Exercise instructions »
Can the data below be set down again exactly, line for line?

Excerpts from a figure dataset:
* Begin *

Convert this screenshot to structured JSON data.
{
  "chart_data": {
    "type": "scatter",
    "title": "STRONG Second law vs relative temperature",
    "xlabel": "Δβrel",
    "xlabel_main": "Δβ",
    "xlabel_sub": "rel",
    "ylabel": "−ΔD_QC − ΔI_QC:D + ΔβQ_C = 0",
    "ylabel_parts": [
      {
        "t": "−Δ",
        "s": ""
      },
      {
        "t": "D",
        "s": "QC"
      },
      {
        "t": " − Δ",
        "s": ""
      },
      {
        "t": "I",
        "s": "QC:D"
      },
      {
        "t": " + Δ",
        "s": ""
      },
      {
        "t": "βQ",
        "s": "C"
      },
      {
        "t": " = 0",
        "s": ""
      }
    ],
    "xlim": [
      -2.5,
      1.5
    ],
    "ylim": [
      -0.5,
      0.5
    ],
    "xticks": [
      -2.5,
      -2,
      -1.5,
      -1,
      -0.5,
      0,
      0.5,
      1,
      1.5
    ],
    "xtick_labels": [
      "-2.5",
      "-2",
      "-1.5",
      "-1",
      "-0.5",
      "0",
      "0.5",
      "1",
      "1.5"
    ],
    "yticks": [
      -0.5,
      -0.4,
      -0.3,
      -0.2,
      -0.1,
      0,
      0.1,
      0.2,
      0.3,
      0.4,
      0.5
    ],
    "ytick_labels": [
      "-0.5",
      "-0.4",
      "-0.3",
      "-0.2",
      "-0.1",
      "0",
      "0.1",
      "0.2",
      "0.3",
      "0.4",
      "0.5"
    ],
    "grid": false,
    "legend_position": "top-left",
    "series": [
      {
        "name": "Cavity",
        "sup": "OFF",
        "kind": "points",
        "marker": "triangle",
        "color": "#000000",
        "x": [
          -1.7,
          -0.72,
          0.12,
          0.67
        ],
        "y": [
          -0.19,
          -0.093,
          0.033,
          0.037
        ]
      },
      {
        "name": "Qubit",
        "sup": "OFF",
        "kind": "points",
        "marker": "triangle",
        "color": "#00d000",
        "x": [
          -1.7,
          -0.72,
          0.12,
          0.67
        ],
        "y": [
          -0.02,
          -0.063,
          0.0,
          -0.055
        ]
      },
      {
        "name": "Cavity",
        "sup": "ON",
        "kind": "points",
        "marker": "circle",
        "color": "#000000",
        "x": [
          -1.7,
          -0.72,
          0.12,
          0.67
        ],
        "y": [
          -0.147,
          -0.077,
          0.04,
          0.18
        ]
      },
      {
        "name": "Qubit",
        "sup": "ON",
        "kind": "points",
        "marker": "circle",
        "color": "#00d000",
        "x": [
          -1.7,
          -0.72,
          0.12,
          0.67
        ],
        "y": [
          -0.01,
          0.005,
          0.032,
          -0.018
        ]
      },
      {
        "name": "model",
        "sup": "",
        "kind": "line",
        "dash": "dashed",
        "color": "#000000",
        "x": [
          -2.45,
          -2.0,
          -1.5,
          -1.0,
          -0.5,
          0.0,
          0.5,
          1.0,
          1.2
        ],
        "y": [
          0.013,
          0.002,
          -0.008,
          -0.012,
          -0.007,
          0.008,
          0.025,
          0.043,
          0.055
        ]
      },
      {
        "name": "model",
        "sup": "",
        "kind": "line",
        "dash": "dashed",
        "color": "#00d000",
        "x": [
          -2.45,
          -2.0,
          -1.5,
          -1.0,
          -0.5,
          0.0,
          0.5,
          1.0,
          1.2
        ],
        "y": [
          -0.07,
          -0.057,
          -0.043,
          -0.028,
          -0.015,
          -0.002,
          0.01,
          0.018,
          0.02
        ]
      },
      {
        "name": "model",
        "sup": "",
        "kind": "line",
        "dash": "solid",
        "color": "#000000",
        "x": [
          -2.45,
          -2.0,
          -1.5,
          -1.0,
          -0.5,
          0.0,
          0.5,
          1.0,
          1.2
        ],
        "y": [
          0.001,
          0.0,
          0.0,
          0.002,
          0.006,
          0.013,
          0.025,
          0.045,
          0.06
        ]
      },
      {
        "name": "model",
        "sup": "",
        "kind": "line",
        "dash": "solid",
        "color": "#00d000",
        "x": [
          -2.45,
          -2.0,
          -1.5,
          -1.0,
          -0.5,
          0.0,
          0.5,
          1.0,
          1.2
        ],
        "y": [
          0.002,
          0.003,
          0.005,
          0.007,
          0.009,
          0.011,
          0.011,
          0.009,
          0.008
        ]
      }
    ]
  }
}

* End *

Solution to the problem »
Convert this screenshot to structured JSON data.
{
  "chart_data": {
    "type": "scatter",
    "title": "STRONG Second law vs relative temperature",
    "xlabel": "Δβrel",
    "xlabel_main": "Δβ",
    "xlabel_sub": "rel",
    "ylabel": "−ΔD_QC − ΔI_QC:D + ΔβQ_C = 0",
    "ylabel_parts": [
      {
        "t": "−Δ",
        "s": ""
      },
      {
        "t": "D",
        "s": "QC"
      },
      {
        "t": " − Δ",
        "s": ""
      },
      {
        "t": "I",
        "s": "QC:D"
      },
      {
        "t": " + Δ",
        "s": ""
      },
      {
        "t": "βQ",
        "s": "C"
      },
      {
        "t": " = 0",
        "s": ""
      }
    ],
    "xlim": [
      -2.5,
      1.5
    ],
    "ylim": [
      -0.5,
      0.5
    ],
    "xticks": [
      -2.5,
      -2,
      -1.5,
      -1,
      -0.5,
      0,
      0.5,
      1,
      1.5
    ],
    "xtick_labels": [
      "-2.5",
      "-2",
      "-1.5",
      "-1",
      "-0.5",
      "0",
      "0.5",
      "1",
      "1.5"
    ],
    "yticks": [
      -0.5,
      -0.4,
      -0.3,
      -0.2,
      -0.1,
      0,
      0.1,
      0.2,
      0.3,
      0.4,
      0.5
    ],
    "ytick_labels": [
      "-0.5",
      "-0.4",
      "-0.3",
      "-0.2",
      "-0.1",
      "0",
      "0.1",
      "0.2",
      "0.3",
      "0.4",
      "0.5"
    ],
    "grid": false,
    "legend_position": "top-left",
    "series": [
      {
        "name": "Cavity",
        "sup": "OFF",
        "kind": "points",
        "marker": "triangle",
        "color": "#000000",
        "x": [
          -1.7,
          -0.72,
          0.12,
          0.67
        ],
        "y": [
          -0.19,
          -0.093,
          0.033,
          0.037
        ]
      },
      {
        "name": "Qubit",
        "sup": "OFF",
        "kind": "points",
        "marker": "triangle",
        "color": "#00d000",
        "x": [
          -1.7,
          -0.72,
          0.12,
          0.67
        ],
        "y": [
          -0.02,
          -0.063,
          0.0,
          -0.055
        ]
      },
      {
        "name": "Cavity",
        "sup": "ON",
        "kind": "points",
        "marker": "circle",
        "color": "#000000",
        "x": [
          -1.7,
          -0.72,
          0.12,
          0.67
        ],
        "y": [
          -0.147,
          -0.077,
          0.04,
          0.18
        ]
      },
      {
        "name": "Qubit",
        "sup": "ON",
        "kind": "points",
        "marker": "circle",
        "color": "#00d000",
        "x": [
          -1.7,
          -0.72,
          0.12,
          0.67
        ],
        "y": [
          -0.01,
          0.005,
          0.032,
          -0.018
        ]
      },
      {
        "name": "model",
        "sup": "",
        "kind": "line",
        "dash": "dashed",
        "color": "#000000",
        "x": [
          -2.45,
          -2.0,
          -1.5,
          -1.0,
          -0.5,
          0.0,
          0.5,
          1.0,
          1.2
        ],
        "y": [
          0.013,
          0.002,
          -0.008,
          -0.012,
          -0.007,
          0.008,
          0.025,
          0.043,
          0.055
        ]
      },
      {
        "name": "model",
        "sup": "",
        "kind": "line",
        "dash": "dashed",
        "color": "#00d000",
        "x": [
          -2.45,
          -2.0,
          -1.5,
          -1.0,
          -0.5,
          0.0,
          0.5,
          1.0,
          1.2
        ],
        "y": [
          -0.07,
          -0.057,
          -0.043,
          -0.028,
          -0.015,
          -0.002,
          0.01,
          0.018,
          0.02
        ]
      },
      {
        "name": "model",
        "sup": "",
        "kind": "line",
        "dash": "solid",
        "color": "#000000",
        "x": [
          -2.45,
          -2.0,
          -1.5,
          -1.0,
          -0.5,
          0.0,
          0.5,
          1.0,
          1.2
        ],
        "y": [
          0.001,
          0.0,
          0.0,
          0.002,
          0.006,
          0.013,
          0.025,
          0.045,
          0.06
        ]
      },
      {
        "name": "model",
        "sup": "",
        "kind": "line",
        "dash": "solid",
        "color": "#00d000",
        "x": [
          -2.45,
          -2.0,
          -1.5,
          -1.0,
          -0.5,
          0.0,
          0.5,
          1.0,
          1.2
        ],
        "y": [
          0.002,
          0.003,
          0.005,
          0.007,
          0.009,
          0.011,
          0.011,
          0.009,
          0.008
        ]
      }
    ]
  }
}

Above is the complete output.